→ RECORDS FOR THIS EXERCISE

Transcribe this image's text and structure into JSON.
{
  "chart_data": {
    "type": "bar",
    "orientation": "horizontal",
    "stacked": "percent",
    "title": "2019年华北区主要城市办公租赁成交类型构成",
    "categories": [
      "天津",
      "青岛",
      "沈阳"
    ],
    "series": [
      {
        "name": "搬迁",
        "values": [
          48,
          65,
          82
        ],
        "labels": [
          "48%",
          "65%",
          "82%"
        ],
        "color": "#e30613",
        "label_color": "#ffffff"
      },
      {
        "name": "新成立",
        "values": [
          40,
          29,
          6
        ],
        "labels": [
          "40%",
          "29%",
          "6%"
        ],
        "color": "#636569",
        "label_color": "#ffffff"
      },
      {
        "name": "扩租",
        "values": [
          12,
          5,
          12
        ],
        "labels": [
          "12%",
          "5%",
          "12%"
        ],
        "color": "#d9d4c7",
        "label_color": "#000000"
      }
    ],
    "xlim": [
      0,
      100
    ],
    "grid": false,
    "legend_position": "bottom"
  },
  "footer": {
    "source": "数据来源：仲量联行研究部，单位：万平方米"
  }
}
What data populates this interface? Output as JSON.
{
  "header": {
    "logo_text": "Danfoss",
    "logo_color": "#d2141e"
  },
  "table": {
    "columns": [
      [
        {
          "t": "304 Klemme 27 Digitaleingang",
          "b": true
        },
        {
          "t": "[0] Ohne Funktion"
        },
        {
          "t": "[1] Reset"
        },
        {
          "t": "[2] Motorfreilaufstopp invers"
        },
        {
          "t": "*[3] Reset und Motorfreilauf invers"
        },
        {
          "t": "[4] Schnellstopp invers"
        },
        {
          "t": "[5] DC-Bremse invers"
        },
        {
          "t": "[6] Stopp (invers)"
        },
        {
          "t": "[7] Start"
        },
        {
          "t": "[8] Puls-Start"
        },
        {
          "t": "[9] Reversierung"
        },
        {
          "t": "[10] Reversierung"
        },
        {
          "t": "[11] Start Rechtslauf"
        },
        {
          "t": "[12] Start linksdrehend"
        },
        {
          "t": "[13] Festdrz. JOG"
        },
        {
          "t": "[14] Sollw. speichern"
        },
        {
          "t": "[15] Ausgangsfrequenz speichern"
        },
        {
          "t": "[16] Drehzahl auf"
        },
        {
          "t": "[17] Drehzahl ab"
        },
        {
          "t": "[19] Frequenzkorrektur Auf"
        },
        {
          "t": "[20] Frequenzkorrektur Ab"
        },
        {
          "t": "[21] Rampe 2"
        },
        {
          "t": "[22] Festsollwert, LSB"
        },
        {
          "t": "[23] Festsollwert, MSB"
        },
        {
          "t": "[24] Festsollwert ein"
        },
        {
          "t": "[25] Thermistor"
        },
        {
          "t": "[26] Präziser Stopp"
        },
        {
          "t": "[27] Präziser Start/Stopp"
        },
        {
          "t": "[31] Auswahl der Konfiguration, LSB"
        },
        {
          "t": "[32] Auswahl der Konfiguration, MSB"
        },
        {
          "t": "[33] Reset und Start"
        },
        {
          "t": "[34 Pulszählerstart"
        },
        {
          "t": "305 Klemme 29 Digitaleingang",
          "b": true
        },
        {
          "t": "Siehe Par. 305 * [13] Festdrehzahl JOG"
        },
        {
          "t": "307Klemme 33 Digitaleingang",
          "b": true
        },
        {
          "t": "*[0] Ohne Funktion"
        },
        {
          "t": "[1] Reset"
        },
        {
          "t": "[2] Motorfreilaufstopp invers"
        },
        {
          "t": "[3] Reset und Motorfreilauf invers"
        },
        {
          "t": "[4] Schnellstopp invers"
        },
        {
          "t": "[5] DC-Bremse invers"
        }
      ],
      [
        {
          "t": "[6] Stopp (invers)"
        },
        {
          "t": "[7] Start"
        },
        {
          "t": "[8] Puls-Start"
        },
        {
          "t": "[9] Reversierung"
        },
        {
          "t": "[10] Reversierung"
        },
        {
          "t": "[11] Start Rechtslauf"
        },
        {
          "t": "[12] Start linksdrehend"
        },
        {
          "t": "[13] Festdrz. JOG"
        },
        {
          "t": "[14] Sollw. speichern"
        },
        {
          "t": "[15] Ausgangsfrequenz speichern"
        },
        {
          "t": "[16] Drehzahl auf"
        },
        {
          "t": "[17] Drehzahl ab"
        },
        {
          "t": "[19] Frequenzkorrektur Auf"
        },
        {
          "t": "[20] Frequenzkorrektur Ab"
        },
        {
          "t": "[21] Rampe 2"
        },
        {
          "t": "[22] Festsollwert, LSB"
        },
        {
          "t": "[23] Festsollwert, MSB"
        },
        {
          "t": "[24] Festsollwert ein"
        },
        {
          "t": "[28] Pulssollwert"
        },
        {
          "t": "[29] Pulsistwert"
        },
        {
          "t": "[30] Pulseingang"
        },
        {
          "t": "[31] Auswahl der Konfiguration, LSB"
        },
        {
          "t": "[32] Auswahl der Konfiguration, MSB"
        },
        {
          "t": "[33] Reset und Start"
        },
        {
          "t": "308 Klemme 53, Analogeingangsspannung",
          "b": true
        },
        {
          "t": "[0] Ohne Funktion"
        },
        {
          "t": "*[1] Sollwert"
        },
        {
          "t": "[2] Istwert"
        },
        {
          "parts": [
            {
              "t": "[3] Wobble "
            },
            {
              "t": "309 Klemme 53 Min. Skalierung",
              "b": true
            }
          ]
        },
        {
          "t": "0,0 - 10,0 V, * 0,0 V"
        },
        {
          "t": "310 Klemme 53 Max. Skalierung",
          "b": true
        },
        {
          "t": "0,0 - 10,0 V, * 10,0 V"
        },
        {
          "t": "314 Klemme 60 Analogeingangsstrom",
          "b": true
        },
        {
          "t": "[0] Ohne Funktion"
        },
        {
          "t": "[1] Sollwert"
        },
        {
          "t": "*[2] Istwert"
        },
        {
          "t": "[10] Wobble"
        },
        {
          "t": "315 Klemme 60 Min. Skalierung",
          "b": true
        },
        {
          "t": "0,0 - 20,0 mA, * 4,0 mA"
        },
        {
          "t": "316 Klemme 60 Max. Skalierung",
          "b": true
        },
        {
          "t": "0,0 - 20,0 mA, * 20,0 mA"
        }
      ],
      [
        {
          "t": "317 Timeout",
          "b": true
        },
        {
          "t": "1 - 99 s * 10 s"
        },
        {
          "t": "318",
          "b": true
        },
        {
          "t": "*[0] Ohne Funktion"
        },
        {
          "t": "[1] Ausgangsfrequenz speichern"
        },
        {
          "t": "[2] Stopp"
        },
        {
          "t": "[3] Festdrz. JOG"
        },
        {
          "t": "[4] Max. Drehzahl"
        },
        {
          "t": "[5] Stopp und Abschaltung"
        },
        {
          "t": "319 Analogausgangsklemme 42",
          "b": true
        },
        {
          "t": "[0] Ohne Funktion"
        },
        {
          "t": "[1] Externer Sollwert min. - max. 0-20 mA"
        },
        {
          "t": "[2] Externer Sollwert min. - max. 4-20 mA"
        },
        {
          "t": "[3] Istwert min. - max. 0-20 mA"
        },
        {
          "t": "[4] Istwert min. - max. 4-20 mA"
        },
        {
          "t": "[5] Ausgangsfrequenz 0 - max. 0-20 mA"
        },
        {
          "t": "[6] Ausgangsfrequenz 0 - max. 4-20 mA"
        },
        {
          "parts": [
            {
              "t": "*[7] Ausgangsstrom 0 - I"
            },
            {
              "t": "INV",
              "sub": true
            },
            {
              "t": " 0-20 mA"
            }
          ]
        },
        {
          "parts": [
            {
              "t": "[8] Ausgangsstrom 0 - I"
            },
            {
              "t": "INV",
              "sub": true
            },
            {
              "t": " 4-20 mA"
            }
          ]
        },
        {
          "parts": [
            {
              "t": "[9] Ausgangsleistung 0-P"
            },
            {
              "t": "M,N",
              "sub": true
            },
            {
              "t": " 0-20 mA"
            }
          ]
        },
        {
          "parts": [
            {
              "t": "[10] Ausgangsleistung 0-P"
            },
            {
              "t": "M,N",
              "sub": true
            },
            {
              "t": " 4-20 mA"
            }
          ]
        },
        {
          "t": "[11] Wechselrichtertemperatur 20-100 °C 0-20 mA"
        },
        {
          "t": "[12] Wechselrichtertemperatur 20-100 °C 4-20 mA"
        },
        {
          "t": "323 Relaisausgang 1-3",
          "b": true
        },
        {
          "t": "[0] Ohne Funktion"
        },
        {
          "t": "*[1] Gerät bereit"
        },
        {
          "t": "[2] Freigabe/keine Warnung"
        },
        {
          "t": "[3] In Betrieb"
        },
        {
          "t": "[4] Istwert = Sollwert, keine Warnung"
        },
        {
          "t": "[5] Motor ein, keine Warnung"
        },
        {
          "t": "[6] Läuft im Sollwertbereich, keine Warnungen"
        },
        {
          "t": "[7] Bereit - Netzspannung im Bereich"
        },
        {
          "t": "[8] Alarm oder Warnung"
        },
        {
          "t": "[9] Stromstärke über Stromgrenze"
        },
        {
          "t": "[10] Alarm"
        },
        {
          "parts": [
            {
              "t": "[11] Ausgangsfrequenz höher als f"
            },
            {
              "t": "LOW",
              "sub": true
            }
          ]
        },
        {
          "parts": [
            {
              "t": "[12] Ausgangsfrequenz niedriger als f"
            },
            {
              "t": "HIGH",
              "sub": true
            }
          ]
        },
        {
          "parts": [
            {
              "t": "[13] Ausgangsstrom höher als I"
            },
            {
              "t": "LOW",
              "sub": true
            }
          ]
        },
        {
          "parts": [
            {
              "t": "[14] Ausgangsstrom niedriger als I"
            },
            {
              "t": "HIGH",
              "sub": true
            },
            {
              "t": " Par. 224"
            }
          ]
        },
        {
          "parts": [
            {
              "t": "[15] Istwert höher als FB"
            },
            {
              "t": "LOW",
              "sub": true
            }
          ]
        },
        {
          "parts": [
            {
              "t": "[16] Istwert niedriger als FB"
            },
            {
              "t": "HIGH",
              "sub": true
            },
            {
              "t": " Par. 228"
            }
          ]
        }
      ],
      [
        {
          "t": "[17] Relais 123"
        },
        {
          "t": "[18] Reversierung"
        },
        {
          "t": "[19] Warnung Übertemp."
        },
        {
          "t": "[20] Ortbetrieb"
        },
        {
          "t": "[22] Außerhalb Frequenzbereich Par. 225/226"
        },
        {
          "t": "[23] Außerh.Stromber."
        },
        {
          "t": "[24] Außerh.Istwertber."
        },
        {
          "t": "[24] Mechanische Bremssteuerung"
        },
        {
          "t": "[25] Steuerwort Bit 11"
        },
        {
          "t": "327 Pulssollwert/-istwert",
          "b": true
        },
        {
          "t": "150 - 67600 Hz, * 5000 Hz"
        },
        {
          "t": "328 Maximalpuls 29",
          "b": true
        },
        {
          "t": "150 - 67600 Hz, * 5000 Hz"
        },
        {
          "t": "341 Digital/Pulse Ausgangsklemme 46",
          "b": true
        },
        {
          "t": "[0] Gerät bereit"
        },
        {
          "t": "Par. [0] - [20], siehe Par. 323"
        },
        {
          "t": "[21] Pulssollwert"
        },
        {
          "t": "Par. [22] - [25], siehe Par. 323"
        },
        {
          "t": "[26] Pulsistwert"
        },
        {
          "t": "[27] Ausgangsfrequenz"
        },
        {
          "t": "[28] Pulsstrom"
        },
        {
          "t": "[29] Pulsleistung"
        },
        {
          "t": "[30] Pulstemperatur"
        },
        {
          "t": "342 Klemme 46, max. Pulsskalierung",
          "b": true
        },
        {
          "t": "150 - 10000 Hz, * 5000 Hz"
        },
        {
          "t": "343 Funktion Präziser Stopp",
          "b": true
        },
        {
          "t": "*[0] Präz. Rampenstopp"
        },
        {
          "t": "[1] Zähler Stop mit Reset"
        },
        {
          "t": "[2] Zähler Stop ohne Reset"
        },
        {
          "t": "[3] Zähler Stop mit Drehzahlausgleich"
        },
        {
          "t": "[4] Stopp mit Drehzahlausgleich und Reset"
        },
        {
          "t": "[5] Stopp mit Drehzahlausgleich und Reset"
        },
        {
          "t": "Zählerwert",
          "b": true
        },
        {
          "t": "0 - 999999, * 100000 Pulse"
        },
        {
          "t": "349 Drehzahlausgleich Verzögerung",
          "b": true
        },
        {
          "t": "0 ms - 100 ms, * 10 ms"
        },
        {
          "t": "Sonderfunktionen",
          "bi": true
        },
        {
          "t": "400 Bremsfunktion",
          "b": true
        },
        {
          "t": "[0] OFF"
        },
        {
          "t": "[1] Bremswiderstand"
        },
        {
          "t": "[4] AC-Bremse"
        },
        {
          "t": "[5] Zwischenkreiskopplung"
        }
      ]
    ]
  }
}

→ WHAT IS NEEDED
Lines that hold "Ausgangsleistung" are the ones to copy; find all of them.

→ FULL ANSWER
              "t": "[9] Ausgangsleistung 0-P"
              "t": "[10] Ausgangsleistung 0-P"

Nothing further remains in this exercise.